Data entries
____

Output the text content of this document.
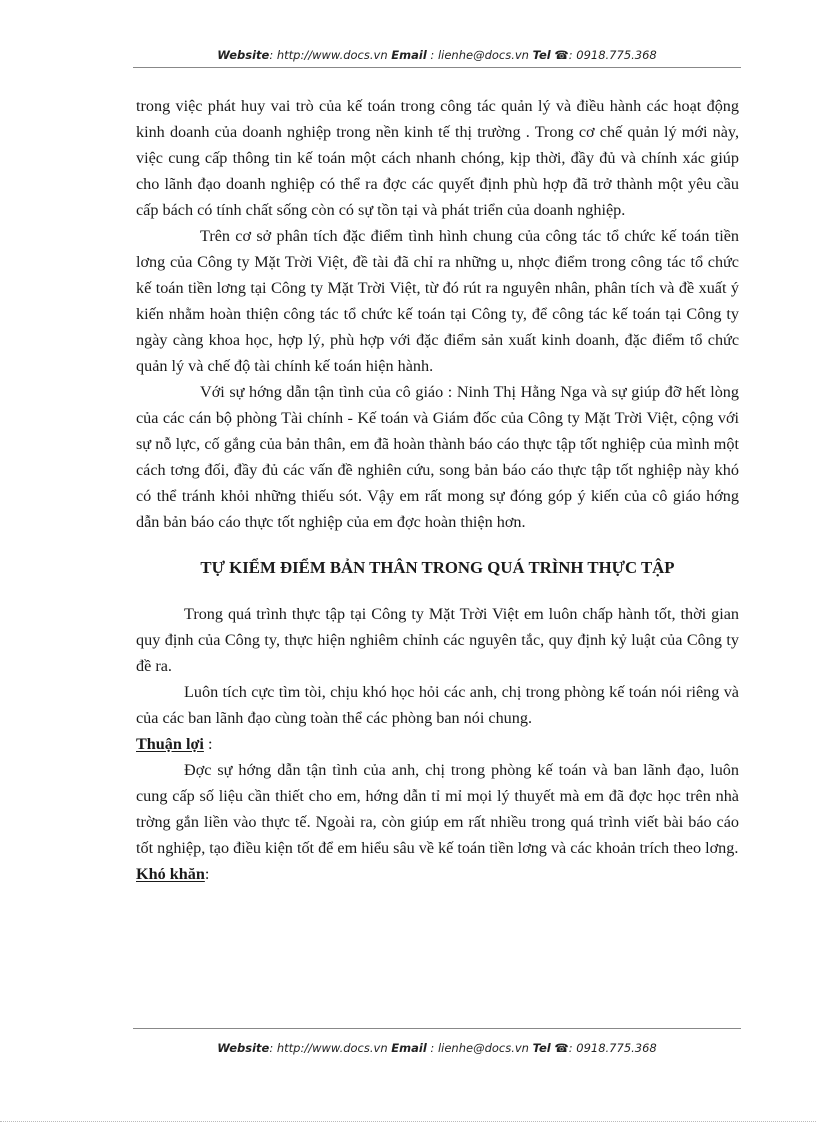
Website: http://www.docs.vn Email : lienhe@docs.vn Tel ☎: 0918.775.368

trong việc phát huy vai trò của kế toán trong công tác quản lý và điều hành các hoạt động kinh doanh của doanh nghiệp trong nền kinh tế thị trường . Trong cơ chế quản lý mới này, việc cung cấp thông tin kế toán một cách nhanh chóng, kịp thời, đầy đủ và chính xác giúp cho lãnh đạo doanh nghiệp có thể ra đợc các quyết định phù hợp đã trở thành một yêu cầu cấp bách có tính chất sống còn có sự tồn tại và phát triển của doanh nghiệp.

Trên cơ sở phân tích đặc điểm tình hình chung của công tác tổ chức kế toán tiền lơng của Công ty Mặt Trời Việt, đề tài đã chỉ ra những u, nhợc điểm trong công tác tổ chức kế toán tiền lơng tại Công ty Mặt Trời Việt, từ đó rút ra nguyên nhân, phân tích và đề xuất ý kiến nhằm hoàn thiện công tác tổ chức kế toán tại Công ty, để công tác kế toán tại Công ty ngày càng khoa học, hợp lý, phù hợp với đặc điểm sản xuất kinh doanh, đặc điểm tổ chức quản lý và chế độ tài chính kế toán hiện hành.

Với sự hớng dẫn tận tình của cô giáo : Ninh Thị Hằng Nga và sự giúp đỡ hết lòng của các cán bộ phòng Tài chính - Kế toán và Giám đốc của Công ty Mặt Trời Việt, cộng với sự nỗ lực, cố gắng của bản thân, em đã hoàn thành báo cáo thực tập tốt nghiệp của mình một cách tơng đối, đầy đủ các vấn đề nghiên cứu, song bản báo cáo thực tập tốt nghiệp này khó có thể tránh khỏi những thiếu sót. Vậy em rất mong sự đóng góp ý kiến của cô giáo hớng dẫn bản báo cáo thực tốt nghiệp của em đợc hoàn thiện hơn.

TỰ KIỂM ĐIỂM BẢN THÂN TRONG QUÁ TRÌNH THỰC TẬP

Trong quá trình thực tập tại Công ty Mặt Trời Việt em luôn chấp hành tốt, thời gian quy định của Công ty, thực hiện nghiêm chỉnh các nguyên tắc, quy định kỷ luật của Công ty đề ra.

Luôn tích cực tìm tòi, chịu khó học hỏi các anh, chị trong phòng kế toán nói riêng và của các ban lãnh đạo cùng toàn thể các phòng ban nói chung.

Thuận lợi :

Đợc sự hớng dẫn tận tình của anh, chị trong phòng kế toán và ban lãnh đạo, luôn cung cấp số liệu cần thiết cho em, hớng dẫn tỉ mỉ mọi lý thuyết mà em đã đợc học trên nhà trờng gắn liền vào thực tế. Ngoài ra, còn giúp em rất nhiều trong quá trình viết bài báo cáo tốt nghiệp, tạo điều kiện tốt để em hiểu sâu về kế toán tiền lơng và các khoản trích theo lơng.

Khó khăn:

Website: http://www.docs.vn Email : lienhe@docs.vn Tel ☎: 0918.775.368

____

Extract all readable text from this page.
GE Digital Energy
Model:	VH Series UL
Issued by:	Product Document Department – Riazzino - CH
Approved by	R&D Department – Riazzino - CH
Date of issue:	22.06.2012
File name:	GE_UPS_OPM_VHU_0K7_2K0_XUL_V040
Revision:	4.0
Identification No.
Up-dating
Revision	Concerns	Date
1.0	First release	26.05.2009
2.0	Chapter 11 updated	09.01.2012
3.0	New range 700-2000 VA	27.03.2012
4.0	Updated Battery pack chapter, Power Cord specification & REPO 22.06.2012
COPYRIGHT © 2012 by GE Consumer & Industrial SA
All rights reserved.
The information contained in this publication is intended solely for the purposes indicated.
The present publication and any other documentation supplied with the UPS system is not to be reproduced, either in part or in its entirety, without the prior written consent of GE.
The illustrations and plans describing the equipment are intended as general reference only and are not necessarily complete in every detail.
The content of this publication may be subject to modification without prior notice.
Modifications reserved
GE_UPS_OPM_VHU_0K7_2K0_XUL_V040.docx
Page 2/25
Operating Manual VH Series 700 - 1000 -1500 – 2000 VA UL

____

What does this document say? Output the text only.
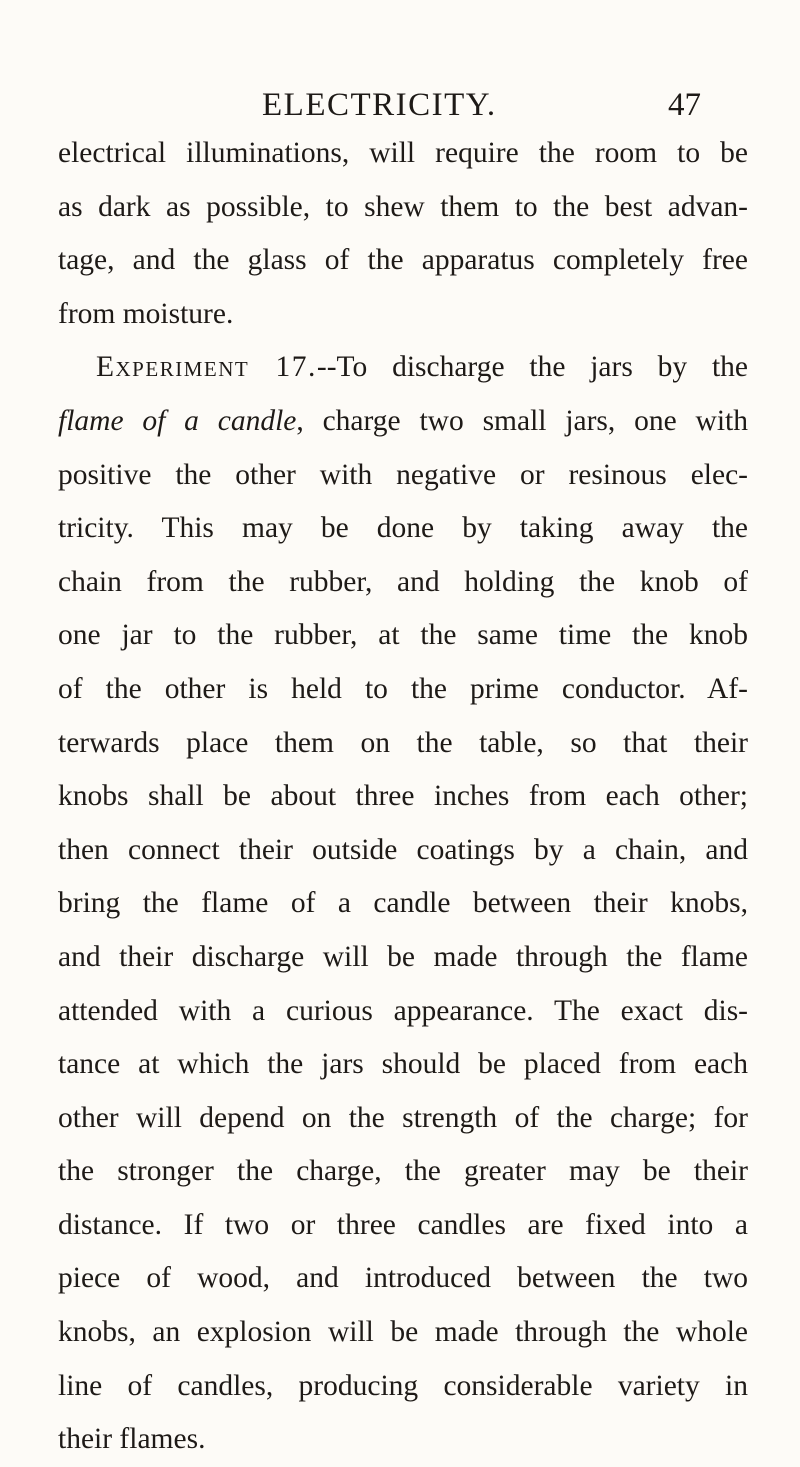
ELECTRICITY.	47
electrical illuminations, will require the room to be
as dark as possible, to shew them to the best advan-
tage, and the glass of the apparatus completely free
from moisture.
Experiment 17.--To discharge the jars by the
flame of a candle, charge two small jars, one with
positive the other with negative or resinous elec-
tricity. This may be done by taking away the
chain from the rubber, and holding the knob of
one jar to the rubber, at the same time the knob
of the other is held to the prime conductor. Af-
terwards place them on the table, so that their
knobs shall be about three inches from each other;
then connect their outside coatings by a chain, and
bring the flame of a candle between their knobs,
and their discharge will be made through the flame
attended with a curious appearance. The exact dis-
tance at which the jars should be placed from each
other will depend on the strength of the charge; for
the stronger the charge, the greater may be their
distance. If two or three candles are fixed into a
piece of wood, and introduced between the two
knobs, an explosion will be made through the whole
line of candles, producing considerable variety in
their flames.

____

[AIM OF THE EXERCISE] From the entries above, extract each line containing "other".

[EXERCISE RESPONSE]
The present publication and any other documentation supplied with the UPS system is not to be reproduced, either in part or in its entirety, without the prior written consent of GE.
positive the other with negative or resinous elec-
of the other is held to the prime conductor. Af-
knobs shall be about three inches from each other;
other will depend on the strength of the charge; for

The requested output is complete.